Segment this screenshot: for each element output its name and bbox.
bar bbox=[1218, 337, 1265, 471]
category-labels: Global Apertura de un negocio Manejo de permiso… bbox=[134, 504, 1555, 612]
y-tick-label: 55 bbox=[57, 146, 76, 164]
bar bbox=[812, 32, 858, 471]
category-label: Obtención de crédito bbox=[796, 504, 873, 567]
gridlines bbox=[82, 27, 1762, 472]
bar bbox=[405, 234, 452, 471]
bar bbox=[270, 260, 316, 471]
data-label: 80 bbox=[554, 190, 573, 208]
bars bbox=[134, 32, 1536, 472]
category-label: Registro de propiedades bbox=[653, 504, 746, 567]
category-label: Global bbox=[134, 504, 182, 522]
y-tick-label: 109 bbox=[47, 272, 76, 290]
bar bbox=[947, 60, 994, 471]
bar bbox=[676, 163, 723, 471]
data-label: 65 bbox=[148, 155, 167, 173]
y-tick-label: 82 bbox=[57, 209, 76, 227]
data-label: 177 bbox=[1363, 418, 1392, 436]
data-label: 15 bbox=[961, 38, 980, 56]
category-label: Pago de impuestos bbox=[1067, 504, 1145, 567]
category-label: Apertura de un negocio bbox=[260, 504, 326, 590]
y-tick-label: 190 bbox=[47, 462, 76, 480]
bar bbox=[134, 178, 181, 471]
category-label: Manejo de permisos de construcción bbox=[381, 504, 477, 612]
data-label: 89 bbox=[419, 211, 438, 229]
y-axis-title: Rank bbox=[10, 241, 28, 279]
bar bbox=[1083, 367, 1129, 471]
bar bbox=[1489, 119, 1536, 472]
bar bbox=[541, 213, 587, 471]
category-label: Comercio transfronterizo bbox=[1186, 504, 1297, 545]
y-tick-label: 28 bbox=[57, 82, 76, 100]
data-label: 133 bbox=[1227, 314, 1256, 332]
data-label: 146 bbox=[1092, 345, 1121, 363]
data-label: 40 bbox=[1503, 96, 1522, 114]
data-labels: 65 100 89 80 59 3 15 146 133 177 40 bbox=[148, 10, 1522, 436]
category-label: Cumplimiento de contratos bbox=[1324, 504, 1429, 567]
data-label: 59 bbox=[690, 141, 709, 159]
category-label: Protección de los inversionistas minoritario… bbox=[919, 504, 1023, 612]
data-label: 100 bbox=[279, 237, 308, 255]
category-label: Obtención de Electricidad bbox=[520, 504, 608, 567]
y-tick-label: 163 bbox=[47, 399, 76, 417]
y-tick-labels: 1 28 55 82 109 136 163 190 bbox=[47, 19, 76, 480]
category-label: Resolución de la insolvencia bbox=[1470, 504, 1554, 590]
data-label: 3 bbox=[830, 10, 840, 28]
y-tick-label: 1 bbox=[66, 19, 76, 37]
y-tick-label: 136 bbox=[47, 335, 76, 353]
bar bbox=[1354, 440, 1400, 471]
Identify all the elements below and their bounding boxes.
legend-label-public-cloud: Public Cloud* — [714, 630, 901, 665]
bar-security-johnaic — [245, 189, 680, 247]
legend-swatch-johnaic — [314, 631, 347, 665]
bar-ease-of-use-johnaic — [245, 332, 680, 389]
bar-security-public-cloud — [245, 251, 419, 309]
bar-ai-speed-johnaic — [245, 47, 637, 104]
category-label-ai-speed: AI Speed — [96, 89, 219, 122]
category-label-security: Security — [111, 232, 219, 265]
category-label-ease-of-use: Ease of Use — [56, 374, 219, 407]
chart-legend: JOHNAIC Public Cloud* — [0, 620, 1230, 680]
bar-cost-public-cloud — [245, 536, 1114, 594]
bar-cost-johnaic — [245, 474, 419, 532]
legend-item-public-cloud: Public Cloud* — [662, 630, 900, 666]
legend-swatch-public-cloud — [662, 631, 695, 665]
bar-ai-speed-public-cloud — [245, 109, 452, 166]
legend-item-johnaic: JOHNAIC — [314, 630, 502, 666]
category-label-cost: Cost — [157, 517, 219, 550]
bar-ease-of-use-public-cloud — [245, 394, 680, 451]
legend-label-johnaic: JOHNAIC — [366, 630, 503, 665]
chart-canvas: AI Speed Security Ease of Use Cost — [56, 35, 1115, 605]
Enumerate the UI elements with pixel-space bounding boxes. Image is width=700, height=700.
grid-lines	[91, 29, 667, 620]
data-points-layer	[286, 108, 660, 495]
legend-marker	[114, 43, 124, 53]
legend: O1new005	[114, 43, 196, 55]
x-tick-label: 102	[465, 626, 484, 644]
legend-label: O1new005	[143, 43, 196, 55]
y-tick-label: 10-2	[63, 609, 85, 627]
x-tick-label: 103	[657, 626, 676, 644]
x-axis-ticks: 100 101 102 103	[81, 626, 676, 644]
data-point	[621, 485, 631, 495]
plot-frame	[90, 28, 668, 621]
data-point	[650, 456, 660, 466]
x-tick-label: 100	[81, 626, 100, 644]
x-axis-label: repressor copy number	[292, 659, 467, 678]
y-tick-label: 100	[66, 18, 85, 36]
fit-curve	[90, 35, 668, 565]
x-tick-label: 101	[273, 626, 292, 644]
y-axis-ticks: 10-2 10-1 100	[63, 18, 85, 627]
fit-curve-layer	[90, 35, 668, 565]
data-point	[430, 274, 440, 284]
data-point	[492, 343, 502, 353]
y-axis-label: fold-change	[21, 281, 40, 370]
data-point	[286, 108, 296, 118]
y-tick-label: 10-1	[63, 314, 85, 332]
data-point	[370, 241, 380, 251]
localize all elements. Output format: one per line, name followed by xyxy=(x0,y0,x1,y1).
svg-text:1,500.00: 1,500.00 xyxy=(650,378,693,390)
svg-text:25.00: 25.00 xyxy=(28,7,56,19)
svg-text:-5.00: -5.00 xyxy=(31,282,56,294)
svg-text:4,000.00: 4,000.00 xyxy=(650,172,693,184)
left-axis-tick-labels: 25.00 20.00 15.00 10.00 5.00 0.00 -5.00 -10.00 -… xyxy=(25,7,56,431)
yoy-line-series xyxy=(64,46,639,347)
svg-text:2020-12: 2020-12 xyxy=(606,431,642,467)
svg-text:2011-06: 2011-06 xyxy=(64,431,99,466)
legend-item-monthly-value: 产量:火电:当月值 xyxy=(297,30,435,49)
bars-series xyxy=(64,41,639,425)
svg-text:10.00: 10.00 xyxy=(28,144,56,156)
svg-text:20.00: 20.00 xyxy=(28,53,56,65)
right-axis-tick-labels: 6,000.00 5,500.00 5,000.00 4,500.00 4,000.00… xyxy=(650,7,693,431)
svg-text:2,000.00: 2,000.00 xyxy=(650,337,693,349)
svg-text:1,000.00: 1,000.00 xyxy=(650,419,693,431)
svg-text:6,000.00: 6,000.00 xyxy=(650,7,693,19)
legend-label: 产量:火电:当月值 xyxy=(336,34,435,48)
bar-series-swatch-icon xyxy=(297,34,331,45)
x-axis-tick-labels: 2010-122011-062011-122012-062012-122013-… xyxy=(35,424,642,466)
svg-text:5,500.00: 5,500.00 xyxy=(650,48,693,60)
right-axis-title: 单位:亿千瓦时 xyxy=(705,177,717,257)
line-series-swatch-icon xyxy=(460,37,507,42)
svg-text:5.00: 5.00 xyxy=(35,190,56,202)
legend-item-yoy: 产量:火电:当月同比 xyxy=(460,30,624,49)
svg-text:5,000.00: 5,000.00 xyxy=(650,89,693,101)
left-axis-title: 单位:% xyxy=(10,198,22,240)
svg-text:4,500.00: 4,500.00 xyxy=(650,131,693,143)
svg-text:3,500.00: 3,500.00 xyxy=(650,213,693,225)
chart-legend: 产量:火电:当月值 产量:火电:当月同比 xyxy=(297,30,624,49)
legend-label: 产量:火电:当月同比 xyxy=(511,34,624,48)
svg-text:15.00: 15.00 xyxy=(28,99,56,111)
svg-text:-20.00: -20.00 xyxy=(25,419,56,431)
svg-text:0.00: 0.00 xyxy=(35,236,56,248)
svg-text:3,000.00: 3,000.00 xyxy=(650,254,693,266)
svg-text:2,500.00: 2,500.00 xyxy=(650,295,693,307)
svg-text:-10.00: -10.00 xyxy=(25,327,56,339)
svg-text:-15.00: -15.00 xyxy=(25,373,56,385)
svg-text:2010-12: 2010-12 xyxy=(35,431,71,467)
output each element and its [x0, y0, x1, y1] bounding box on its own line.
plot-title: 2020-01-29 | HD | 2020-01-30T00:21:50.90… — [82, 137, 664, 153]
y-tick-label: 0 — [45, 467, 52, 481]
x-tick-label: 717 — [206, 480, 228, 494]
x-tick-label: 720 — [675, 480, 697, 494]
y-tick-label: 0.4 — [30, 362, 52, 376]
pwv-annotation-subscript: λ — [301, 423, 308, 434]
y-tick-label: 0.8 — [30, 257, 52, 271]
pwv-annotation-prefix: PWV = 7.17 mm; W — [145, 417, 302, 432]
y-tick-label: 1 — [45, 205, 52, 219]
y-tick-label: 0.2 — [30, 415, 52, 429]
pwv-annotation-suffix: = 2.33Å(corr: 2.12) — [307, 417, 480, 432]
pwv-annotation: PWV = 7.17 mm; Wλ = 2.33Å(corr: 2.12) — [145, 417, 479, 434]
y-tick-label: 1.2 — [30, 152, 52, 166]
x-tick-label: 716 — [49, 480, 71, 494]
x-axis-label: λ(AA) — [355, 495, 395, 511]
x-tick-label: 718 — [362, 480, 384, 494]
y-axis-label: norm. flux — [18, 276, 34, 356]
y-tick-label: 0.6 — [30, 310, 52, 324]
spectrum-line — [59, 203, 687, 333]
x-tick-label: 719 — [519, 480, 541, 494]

------------------------------------------------------------

> [WHAT YOU WILL DO]: Substitute "grid" for "gridlines" in the material, from its first line up to and including the line with "data-label: 15 bbox=[961, 38, 980, 56]". Give back only those lines, with everything else left unchanged.

> [EXPECTED ANSWER]:
Segment this screenshot: for each element output its name and bbox.
bar bbox=[1218, 337, 1265, 471]
category-labels: Global Apertura de un negocio Manejo de permiso… bbox=[134, 504, 1555, 612]
y-tick-label: 55 bbox=[57, 146, 76, 164]
bar bbox=[812, 32, 858, 471]
category-label: Obtención de crédito bbox=[796, 504, 873, 567]
grid bbox=[82, 27, 1762, 472]
bar bbox=[405, 234, 452, 471]
bar bbox=[270, 260, 316, 471]
data-label: 80 bbox=[554, 190, 573, 208]
bars bbox=[134, 32, 1536, 472]
category-label: Registro de propiedades bbox=[653, 504, 746, 567]
category-label: Global bbox=[134, 504, 182, 522]
y-tick-label: 109 bbox=[47, 272, 76, 290]
bar bbox=[947, 60, 994, 471]
bar bbox=[676, 163, 723, 471]
data-label: 65 bbox=[148, 155, 167, 173]
y-tick-label: 82 bbox=[57, 209, 76, 227]
data-label: 177 bbox=[1363, 418, 1392, 436]
data-label: 15 bbox=[961, 38, 980, 56]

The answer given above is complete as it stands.